* Start Data in this exercise *

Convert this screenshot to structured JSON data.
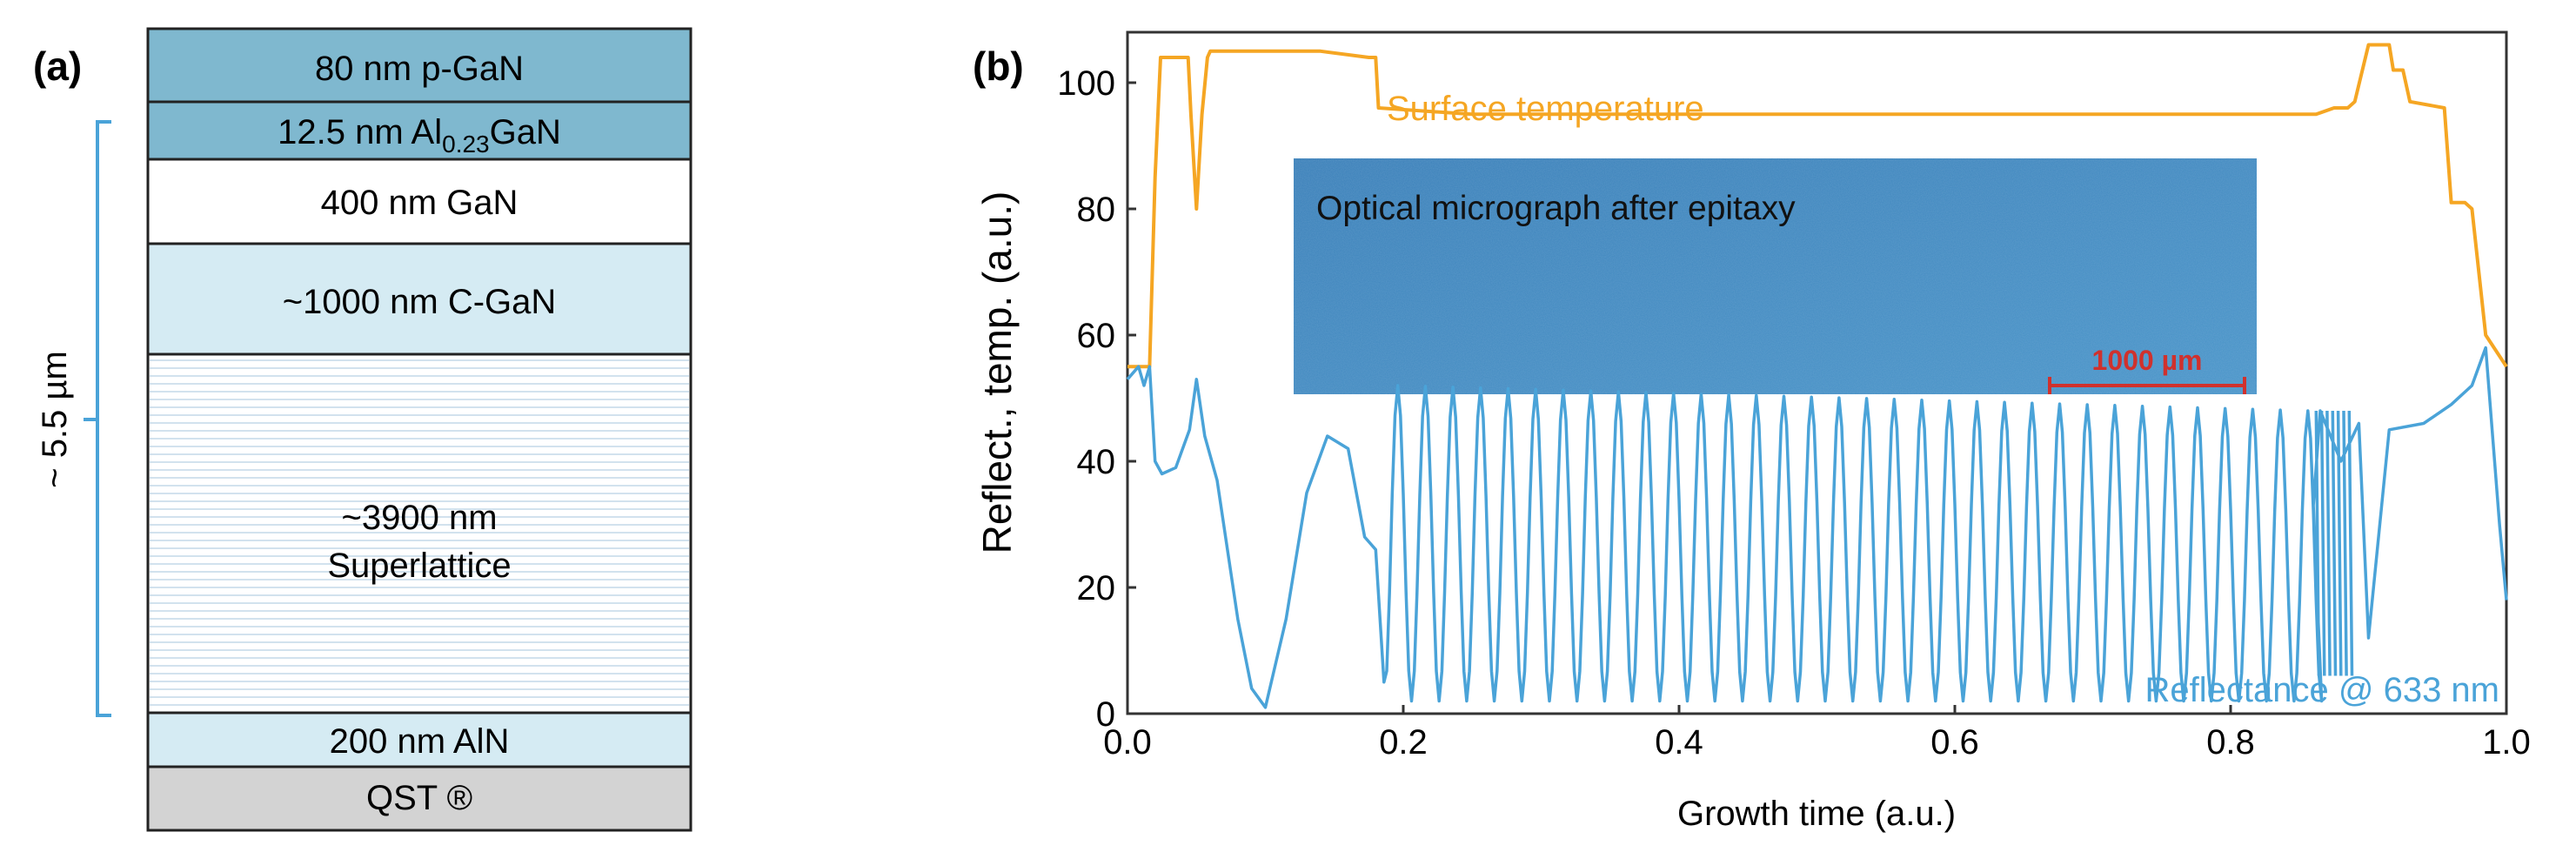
{
  "panel_a": {
    "label": "(a)",
    "bracket_label": "~ 5.5 µm",
    "layers": [
      {
        "text": "80 nm p-GaN",
        "fill": "#7fb8cf"
      },
      {
        "text_pre": "12.5 nm Al",
        "text_sub": "0.23",
        "text_post": "GaN",
        "fill": "#7fb8cf"
      },
      {
        "text": "400 nm GaN",
        "fill": "#ffffff"
      },
      {
        "text": "~1000 nm C-GaN",
        "fill": "#d5ebf3"
      },
      {
        "text": "~3900 nm",
        "text2": "Superlattice",
        "fill": "#ffffff"
      },
      {
        "text": "200 nm AlN",
        "fill": "#d5ebf3"
      },
      {
        "text": "QST ®",
        "fill": "#d3d3d3"
      }
    ]
  },
  "panel_b": {
    "label": "(b)",
    "inset_title": "Optical micrograph after epitaxy",
    "scale_bar": "1000 µm"
  },
  "colors": {
    "temperature": "#f5a623",
    "reflectance": "#4aa3d8",
    "inset": "#3b86c0",
    "scale_bar": "#d0312d"
  },
  "chart_data": {
    "type": "line",
    "title": "",
    "xlabel": "Growth time (a.u.)",
    "ylabel": "Reflect., temp. (a.u.)",
    "xlim": [
      0.0,
      1.0
    ],
    "ylim": [
      0,
      108
    ],
    "xticks": [
      "0.0",
      "0.2",
      "0.4",
      "0.6",
      "0.8",
      "1.0"
    ],
    "yticks": [
      "0",
      "20",
      "40",
      "60",
      "80",
      "100"
    ],
    "series": [
      {
        "name": "Surface temperature",
        "x": [
          0.0,
          0.016,
          0.02,
          0.024,
          0.036,
          0.04,
          0.044,
          0.046,
          0.05,
          0.054,
          0.058,
          0.06,
          0.1,
          0.14,
          0.175,
          0.18,
          0.182,
          0.25,
          0.35,
          0.45,
          0.55,
          0.65,
          0.75,
          0.85,
          0.862,
          0.875,
          0.885,
          0.89,
          0.9,
          0.915,
          0.918,
          0.925,
          0.93,
          0.955,
          0.96,
          0.965,
          0.97,
          0.975,
          0.985,
          1.0
        ],
        "values": [
          55,
          55,
          85,
          104,
          104,
          104,
          104,
          95,
          80,
          95,
          104,
          105,
          105,
          105,
          104,
          104,
          96,
          95,
          95,
          95,
          95,
          95,
          95,
          95,
          95,
          96,
          96,
          97,
          106,
          106,
          102,
          102,
          97,
          96,
          81,
          81,
          81,
          80,
          60,
          55
        ]
      },
      {
        "name": "Reflectance @ 633 nm",
        "x": [
          0.0,
          0.008,
          0.012,
          0.016,
          0.02,
          0.025,
          0.035,
          0.045,
          0.05,
          0.056,
          0.065,
          0.08,
          0.09,
          0.1,
          0.115,
          0.13,
          0.145,
          0.16,
          0.172,
          0.18,
          0.186
        ],
        "values": [
          53,
          55,
          52,
          55,
          40,
          38,
          39,
          45,
          53,
          44,
          37,
          15,
          4,
          1,
          15,
          35,
          44,
          42,
          28,
          26,
          5
        ],
        "oscillation": {
          "x_start": 0.186,
          "x_end": 0.86,
          "period": 0.02,
          "high_start": 52,
          "high_end": 48,
          "low_start": 2,
          "low_end": 2
        },
        "tail": {
          "x": [
            0.86,
            0.865,
            0.88,
            0.893,
            0.9,
            0.915,
            0.94,
            0.96,
            0.975,
            0.985,
            0.995,
            1.0
          ],
          "values": [
            33,
            48,
            40,
            46,
            12,
            45,
            46,
            49,
            52,
            58,
            30,
            18
          ]
        }
      }
    ],
    "annotations": [
      "Surface temperature",
      "Reflectance @ 633 nm"
    ]
  }
}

* End Data in this exercise *

* Exercise details *
Leave out the pictures and return every record word for word.

* Response *
Convert this screenshot to structured JSON data.
{
  "panel_a": {
    "label": "(a)",
    "bracket_label": "~ 5.5 µm",
    "layers": [
      {
        "text": "80 nm p-GaN",
        "fill": "#7fb8cf"
      },
      {
        "text_pre": "12.5 nm Al",
        "text_sub": "0.23",
        "text_post": "GaN",
        "fill": "#7fb8cf"
      },
      {
        "text": "400 nm GaN",
        "fill": "#ffffff"
      },
      {
        "text": "~1000 nm C-GaN",
        "fill": "#d5ebf3"
      },
      {
        "text": "~3900 nm",
        "text2": "Superlattice",
        "fill": "#ffffff"
      },
      {
        "text": "200 nm AlN",
        "fill": "#d5ebf3"
      },
      {
        "text": "QST ®",
        "fill": "#d3d3d3"
      }
    ]
  },
  "panel_b": {
    "label": "(b)",
    "inset_title": "Optical micrograph after epitaxy",
    "scale_bar": "1000 µm"
  },
  "colors": {
    "temperature": "#f5a623",
    "reflectance": "#4aa3d8",
    "inset": "#3b86c0",
    "scale_bar": "#d0312d"
  },
  "chart_data": {
    "type": "line",
    "title": "",
    "xlabel": "Growth time (a.u.)",
    "ylabel": "Reflect., temp. (a.u.)",
    "xlim": [
      0.0,
      1.0
    ],
    "ylim": [
      0,
      108
    ],
    "xticks": [
      "0.0",
      "0.2",
      "0.4",
      "0.6",
      "0.8",
      "1.0"
    ],
    "yticks": [
      "0",
      "20",
      "40",
      "60",
      "80",
      "100"
    ],
    "series": [
      {
        "name": "Surface temperature",
        "x": [
          0.0,
          0.016,
          0.02,
          0.024,
          0.036,
          0.04,
          0.044,
          0.046,
          0.05,
          0.054,
          0.058,
          0.06,
          0.1,
          0.14,
          0.175,
          0.18,
          0.182,
          0.25,
          0.35,
          0.45,
          0.55,
          0.65,
          0.75,
          0.85,
          0.862,
          0.875,
          0.885,
          0.89,
          0.9,
          0.915,
          0.918,
          0.925,
          0.93,
          0.955,
          0.96,
          0.965,
          0.97,
          0.975,
          0.985,
          1.0
        ],
        "values": [
          55,
          55,
          85,
          104,
          104,
          104,
          104,
          95,
          80,
          95,
          104,
          105,
          105,
          105,
          104,
          104,
          96,
          95,
          95,
          95,
          95,
          95,
          95,
          95,
          95,
          96,
          96,
          97,
          106,
          106,
          102,
          102,
          97,
          96,
          81,
          81,
          81,
          80,
          60,
          55
        ]
      },
      {
        "name": "Reflectance @ 633 nm",
        "x": [
          0.0,
          0.008,
          0.012,
          0.016,
          0.02,
          0.025,
          0.035,
          0.045,
          0.05,
          0.056,
          0.065,
          0.08,
          0.09,
          0.1,
          0.115,
          0.13,
          0.145,
          0.16,
          0.172,
          0.18,
          0.186
        ],
        "values": [
          53,
          55,
          52,
          55,
          40,
          38,
          39,
          45,
          53,
          44,
          37,
          15,
          4,
          1,
          15,
          35,
          44,
          42,
          28,
          26,
          5
        ],
        "oscillation": {
          "x_start": 0.186,
          "x_end": 0.86,
          "period": 0.02,
          "high_start": 52,
          "high_end": 48,
          "low_start": 2,
          "low_end": 2
        },
        "tail": {
          "x": [
            0.86,
            0.865,
            0.88,
            0.893,
            0.9,
            0.915,
            0.94,
            0.96,
            0.975,
            0.985,
            0.995,
            1.0
          ],
          "values": [
            33,
            48,
            40,
            46,
            12,
            45,
            46,
            49,
            52,
            58,
            30,
            18
          ]
        }
      }
    ],
    "annotations": [
      "Surface temperature",
      "Reflectance @ 633 nm"
    ]
  }
}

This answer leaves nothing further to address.